- _Task instructions_
Check every line below for the word "参照集团公司干部考评的办法" and copy the ones that have it.

══════

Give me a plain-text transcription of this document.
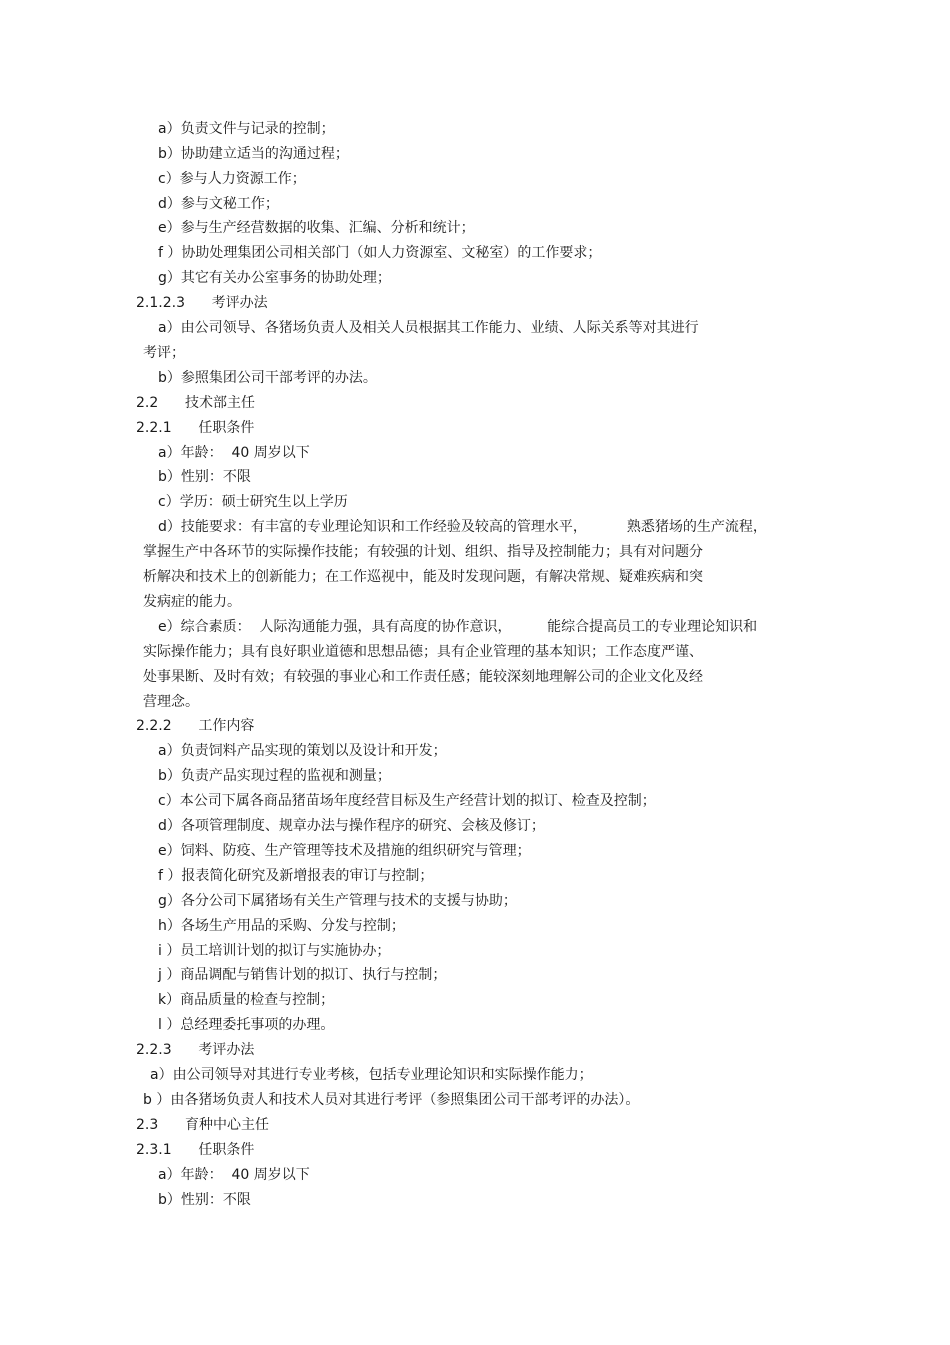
a）负责文件与记录的控制；
b）协助建立适当的沟通过程；
c）参与人力资源工作；
d）参与文秘工作；
e）参与生产经营数据的收集、汇编、分析和统计；
f ）协助处理集团公司相关部门（如人力资源室、文秘室）的工作要求；
g）其它有关办公室事务的协助处理；
2.1.2.3      考评办法
a）由公司领导、各猪场负责人及相关人员根据其工作能力、业绩、人际关系等对其进行
考评；
b）参照集团公司干部考评的办法。
2.2      技术部主任
2.2.1      任职条件
a）年龄：  40 周岁以下
b）性别：不限
c）学历：硕士研究生以上学历
d）技能要求：有丰富的专业理论知识和工作经验及较高的管理水平，         熟悉猪场的生产流程，
掌握生产中各环节的实际操作技能；有较强的计划、组织、指导及控制能力；具有对问题分
析解决和技术上的创新能力；在工作巡视中，能及时发现问题，有解决常规、疑难疾病和突
发病症的能力。
e）综合素质：  人际沟通能力强，具有高度的协作意识，        能综合提高员工的专业理论知识和
实际操作能力；具有良好职业道德和思想品德；具有企业管理的基本知识；工作态度严谨、
处事果断、及时有效；有较强的事业心和工作责任感；能较深刻地理解公司的企业文化及经
营理念。
2.2.2      工作内容
a）负责饲料产品实现的策划以及设计和开发；
b）负责产品实现过程的监视和测量；
c）本公司下属各商品猪苗场年度经营目标及生产经营计划的拟订、检查及控制；
d）各项管理制度、规章办法与操作程序的研究、会核及修订；
e）饲料、防疫、生产管理等技术及措施的组织研究与管理；
f ）报表简化研究及新增报表的审订与控制；
g）各分公司下属猪场有关生产管理与技术的支援与协助；
h）各场生产用品的采购、分发与控制；
i ）员工培训计划的拟订与实施协办；
j ）商品调配与销售计划的拟订、执行与控制；
k）商品质量的检查与控制；
l ）总经理委托事项的办理。
2.2.3      考评办法
a）由公司领导对其进行专业考核，包括专业理论知识和实际操作能力；
b ）由各猪场负责人和技术人员对其进行考评（参照集团公司干部考评的办法）。
2.3      育种中心主任
2.3.1      任职条件
a）年龄：  40 周岁以下
b）性别：不限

══════

- _Solution to this task_
b）参照集团公司干部考评的办法。
b ）由各猪场负责人和技术人员对其进行考评（参照集团公司干部考评的办法）。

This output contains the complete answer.